§ The exercise
Wherever the string "title" appears, copy the whole line.

Records from a data source
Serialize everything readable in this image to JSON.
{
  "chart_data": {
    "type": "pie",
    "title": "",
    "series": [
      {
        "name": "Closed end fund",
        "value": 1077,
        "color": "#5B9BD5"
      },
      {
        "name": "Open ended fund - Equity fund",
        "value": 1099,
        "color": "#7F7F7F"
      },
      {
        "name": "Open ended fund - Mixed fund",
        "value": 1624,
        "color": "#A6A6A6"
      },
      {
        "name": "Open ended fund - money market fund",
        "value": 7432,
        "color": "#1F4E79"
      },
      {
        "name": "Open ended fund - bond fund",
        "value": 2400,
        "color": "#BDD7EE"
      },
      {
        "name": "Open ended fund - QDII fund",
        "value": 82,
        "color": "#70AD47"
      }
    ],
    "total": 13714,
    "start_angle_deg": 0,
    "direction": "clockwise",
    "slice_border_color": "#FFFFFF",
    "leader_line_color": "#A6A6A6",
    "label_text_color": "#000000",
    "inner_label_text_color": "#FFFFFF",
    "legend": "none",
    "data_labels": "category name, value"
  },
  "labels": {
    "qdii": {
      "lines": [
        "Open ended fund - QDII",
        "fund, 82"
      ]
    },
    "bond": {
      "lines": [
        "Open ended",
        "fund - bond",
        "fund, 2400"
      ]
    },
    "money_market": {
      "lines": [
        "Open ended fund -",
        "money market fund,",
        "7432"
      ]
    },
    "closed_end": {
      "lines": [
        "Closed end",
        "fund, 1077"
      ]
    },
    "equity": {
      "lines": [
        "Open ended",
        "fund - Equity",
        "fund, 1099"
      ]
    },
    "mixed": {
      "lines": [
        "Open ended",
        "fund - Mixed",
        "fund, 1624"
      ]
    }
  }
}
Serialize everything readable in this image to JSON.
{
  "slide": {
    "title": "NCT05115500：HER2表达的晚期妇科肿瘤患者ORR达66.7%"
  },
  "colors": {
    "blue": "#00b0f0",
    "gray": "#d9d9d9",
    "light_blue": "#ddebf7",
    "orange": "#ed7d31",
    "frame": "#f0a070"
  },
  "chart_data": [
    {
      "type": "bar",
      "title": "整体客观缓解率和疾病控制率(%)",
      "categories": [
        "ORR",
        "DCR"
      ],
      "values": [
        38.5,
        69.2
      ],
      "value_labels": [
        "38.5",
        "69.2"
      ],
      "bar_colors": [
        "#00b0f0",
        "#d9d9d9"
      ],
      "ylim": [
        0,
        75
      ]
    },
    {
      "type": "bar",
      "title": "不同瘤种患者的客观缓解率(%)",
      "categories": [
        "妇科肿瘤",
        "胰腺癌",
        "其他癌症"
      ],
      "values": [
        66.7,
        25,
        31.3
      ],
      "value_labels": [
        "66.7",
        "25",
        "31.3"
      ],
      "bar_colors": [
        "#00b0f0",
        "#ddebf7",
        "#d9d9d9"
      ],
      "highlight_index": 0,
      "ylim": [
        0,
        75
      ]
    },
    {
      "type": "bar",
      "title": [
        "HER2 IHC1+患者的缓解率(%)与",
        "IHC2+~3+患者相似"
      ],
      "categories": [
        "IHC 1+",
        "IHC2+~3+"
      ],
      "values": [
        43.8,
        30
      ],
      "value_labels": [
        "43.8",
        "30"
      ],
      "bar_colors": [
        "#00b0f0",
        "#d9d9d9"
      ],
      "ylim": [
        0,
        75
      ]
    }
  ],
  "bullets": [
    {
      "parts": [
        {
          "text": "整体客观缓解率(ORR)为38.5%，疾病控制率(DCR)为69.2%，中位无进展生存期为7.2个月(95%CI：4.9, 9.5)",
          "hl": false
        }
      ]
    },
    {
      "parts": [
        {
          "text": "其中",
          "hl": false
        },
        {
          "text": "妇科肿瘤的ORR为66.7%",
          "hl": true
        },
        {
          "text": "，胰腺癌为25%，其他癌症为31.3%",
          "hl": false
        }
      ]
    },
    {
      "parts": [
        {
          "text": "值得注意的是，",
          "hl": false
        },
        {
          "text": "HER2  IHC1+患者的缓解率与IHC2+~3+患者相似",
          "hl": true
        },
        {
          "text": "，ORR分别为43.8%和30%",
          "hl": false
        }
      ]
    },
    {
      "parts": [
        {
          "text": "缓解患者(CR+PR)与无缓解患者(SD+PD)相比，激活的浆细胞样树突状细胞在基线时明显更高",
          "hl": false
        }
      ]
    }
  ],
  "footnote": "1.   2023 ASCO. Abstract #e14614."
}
---
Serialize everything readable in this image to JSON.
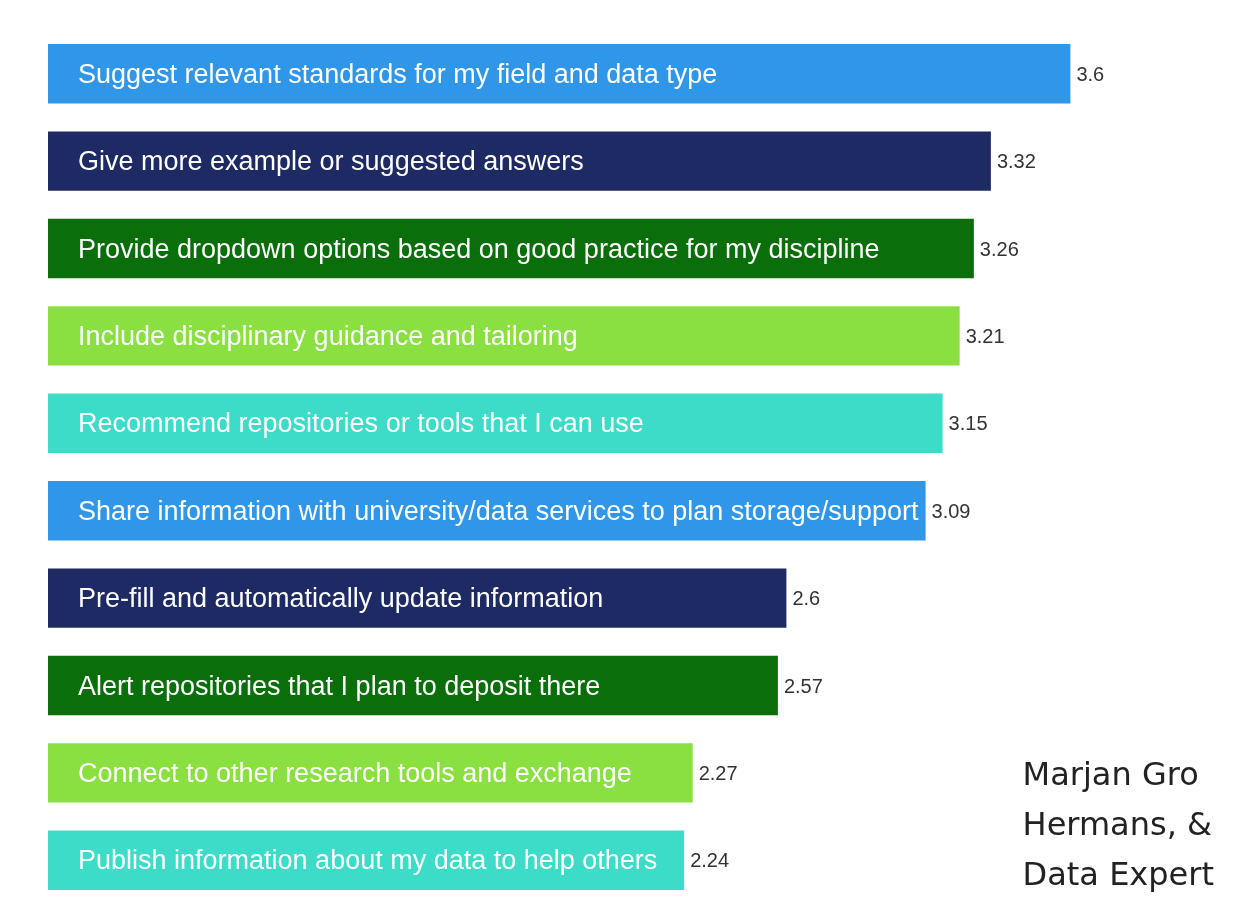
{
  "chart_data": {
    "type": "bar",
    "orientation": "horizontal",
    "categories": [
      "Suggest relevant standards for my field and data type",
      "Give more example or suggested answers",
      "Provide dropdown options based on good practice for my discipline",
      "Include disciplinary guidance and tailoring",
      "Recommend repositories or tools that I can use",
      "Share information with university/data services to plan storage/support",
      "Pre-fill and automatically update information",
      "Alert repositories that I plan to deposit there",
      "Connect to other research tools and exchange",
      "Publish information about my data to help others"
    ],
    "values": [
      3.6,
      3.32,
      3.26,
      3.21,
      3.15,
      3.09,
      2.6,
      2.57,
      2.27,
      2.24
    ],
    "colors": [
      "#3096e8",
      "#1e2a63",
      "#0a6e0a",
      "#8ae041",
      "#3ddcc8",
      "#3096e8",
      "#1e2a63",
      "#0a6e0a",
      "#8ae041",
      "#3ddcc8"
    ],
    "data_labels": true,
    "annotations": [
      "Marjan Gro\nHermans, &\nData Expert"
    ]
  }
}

§ Expected answer
    "title": "",
    "title": "NCT05115500：HER2表达的晚期妇科肿瘤患者ORR达66.7%"
      "title": "整体客观缓解率和疾病控制率(%)",
      "title": "不同瘤种患者的客观缓解率(%)",
      "title": [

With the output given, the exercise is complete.